> _EXERCISE AIM_:
Copy each line of the material below that includes the string "this".

> _EXERCISE DATA_:
******
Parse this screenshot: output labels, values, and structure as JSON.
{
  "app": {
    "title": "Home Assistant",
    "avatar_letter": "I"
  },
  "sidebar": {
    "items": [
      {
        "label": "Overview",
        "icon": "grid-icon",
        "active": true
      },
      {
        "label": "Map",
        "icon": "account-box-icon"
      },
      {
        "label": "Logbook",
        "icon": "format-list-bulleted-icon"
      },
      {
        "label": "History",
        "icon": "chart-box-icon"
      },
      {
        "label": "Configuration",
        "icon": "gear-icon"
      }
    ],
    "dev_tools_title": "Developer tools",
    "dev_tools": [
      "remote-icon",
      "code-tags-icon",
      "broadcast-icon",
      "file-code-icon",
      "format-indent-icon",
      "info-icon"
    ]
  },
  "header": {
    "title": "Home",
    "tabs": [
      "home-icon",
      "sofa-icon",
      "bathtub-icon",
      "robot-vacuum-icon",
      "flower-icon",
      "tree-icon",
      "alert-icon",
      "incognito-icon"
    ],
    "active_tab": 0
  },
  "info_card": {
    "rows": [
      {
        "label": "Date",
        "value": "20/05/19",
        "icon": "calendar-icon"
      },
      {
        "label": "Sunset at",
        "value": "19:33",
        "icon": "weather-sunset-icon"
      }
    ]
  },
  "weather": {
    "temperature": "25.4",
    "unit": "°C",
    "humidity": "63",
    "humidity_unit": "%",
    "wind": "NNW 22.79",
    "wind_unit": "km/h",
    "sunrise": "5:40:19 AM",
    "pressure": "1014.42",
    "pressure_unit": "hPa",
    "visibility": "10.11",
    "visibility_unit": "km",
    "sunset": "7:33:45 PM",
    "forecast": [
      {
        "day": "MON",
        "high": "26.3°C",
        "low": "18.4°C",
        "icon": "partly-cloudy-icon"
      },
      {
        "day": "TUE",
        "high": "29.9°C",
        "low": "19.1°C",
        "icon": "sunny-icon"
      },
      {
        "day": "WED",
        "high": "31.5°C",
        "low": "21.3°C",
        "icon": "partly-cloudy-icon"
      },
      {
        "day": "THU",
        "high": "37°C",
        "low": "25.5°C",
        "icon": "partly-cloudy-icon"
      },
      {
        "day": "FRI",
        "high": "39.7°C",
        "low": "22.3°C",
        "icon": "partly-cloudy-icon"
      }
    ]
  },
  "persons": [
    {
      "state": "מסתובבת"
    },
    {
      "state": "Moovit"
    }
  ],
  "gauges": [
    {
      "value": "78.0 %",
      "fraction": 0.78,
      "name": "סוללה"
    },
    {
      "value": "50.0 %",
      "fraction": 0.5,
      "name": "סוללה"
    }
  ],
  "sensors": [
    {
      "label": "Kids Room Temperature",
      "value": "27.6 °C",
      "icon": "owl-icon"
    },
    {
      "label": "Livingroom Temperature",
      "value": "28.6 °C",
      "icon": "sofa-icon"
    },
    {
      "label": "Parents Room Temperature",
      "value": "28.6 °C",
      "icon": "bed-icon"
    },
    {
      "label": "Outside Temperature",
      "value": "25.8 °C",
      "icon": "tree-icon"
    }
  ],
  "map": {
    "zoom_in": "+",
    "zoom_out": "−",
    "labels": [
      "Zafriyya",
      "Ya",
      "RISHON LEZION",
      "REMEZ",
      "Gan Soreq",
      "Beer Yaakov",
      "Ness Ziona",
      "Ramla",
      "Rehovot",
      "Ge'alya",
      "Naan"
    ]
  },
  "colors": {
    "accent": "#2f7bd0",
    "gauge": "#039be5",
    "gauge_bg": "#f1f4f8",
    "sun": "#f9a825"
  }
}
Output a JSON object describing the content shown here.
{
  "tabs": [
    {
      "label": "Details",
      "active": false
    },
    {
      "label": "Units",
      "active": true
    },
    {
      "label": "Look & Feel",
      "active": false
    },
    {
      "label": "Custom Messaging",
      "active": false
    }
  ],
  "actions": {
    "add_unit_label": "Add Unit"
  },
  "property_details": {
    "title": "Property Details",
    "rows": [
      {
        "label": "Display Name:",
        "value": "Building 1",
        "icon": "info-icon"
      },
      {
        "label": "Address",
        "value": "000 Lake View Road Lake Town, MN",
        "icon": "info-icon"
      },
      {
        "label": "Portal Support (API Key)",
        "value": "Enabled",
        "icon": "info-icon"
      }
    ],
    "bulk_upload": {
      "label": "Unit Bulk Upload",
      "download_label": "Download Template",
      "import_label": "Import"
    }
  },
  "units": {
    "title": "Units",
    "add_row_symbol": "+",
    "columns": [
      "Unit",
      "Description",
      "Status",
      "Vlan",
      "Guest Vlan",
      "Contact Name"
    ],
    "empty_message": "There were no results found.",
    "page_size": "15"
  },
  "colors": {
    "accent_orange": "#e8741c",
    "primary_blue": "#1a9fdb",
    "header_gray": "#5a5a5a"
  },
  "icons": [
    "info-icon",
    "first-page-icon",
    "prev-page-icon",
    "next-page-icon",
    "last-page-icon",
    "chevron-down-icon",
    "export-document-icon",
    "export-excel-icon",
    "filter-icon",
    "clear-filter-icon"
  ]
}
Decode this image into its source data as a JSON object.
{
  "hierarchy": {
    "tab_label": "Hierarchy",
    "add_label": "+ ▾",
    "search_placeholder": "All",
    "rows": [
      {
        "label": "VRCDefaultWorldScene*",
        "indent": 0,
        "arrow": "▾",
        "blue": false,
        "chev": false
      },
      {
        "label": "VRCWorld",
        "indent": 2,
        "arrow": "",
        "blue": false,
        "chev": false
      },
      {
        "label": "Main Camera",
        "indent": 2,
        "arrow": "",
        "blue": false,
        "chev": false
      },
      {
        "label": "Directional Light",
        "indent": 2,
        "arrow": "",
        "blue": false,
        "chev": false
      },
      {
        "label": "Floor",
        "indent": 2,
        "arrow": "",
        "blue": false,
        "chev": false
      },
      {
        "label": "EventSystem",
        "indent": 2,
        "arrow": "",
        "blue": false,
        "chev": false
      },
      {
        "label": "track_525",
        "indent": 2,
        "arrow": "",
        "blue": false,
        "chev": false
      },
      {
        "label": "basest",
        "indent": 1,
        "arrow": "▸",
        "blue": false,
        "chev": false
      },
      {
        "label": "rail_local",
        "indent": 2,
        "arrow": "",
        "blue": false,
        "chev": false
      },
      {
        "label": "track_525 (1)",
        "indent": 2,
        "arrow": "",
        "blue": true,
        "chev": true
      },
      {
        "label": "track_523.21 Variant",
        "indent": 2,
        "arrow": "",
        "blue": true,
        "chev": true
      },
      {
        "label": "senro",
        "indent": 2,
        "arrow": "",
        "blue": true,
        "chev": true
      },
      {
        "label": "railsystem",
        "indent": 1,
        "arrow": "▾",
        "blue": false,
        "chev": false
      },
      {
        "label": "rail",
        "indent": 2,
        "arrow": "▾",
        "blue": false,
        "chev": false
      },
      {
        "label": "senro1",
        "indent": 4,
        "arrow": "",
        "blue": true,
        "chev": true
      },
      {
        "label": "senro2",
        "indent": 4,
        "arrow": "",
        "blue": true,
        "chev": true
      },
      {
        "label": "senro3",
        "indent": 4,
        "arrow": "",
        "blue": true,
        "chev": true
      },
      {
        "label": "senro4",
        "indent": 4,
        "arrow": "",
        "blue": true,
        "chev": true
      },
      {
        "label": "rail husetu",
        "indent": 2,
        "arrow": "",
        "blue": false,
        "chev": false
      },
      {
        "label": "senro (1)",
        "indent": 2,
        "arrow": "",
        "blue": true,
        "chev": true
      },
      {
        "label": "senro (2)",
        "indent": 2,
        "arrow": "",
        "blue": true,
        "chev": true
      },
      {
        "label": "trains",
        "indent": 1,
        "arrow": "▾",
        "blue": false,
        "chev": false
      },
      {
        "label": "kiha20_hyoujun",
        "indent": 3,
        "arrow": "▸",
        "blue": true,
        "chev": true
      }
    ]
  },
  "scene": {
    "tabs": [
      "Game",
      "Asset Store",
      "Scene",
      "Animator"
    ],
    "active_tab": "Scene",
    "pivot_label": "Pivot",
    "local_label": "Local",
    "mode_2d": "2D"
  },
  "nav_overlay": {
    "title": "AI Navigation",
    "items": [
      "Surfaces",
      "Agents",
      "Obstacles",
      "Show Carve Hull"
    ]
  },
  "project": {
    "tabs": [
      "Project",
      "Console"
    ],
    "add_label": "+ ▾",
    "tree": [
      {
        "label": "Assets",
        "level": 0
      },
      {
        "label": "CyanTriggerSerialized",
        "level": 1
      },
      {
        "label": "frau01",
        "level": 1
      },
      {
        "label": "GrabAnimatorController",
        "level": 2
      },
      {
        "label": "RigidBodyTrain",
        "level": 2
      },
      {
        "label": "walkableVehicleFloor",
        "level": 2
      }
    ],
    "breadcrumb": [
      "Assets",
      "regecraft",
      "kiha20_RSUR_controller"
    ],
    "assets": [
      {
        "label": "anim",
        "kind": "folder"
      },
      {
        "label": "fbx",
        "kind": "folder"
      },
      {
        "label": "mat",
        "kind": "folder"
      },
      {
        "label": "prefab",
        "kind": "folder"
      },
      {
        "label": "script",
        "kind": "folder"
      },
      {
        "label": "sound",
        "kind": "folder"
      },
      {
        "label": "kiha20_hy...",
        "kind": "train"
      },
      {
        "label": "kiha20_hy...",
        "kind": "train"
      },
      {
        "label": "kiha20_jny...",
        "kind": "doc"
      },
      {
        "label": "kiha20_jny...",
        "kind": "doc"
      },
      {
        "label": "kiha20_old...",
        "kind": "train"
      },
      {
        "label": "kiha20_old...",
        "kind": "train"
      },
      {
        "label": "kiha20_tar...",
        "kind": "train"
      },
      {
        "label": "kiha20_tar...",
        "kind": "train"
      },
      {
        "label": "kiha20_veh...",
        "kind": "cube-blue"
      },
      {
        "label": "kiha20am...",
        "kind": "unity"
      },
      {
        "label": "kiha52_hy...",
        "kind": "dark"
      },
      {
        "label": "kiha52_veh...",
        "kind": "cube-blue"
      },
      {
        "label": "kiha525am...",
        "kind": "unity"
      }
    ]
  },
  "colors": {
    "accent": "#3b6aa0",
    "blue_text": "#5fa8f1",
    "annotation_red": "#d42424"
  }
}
******
> _ANSWER BELOW_:
Parse this screenshot: output labels, values, and structure as JSON.
Decode this image into its source data as a JSON object.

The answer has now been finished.